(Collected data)

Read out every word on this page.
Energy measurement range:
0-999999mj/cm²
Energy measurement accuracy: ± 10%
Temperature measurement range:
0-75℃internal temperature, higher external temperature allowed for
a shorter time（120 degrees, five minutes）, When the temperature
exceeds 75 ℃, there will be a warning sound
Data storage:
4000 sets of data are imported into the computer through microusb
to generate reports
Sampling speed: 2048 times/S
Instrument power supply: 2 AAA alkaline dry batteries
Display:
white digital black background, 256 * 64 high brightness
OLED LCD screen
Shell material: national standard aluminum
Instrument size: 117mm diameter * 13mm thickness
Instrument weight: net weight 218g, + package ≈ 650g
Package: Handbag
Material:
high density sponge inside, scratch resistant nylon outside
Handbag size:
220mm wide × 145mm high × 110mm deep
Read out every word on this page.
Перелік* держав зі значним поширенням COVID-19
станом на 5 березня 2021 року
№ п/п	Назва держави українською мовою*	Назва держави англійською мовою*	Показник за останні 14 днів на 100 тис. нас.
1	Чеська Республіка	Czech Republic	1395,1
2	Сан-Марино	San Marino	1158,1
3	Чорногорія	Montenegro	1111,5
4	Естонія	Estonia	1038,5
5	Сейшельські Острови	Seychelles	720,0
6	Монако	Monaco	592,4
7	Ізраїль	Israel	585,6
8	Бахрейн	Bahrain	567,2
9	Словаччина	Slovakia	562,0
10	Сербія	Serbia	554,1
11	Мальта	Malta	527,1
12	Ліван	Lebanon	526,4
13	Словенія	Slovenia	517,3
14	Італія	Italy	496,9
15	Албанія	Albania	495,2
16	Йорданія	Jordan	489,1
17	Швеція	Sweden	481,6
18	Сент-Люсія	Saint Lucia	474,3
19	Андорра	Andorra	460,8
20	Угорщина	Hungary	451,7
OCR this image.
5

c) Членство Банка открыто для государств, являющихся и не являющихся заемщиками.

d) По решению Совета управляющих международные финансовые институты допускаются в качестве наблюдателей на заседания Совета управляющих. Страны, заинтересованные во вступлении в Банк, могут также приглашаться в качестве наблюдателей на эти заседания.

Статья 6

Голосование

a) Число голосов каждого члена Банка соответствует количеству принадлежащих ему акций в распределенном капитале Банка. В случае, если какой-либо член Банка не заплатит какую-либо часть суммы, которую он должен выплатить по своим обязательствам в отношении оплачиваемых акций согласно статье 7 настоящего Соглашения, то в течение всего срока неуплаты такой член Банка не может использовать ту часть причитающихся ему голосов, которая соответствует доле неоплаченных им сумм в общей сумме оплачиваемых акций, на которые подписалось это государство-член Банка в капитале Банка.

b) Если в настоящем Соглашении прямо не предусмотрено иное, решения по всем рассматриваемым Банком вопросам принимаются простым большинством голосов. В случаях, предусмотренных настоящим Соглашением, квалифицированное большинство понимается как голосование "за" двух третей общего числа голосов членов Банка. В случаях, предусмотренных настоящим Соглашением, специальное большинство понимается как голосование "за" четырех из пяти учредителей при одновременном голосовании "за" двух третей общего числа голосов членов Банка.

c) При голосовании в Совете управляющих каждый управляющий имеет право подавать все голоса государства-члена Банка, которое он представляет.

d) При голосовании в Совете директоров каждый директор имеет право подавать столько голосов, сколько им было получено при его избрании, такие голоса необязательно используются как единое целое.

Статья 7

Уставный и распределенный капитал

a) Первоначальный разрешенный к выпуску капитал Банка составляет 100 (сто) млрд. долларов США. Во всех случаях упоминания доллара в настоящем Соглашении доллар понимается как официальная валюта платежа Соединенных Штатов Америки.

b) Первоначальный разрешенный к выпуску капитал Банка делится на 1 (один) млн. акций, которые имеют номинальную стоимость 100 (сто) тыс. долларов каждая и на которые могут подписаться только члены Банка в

SHORT EXERCISE >> Check each line above for the word "голоса" and copy the ones that have it.

REPLY >>
c) При голосовании в Совете управляющих каждый управляющий имеет право подавать все голоса государства-члена Банка, которое он представляет.
d) При голосовании в Совете директоров каждый директор имеет право подавать столько голосов, сколько им было получено при его избрании, такие голоса необязательно используются как единое целое.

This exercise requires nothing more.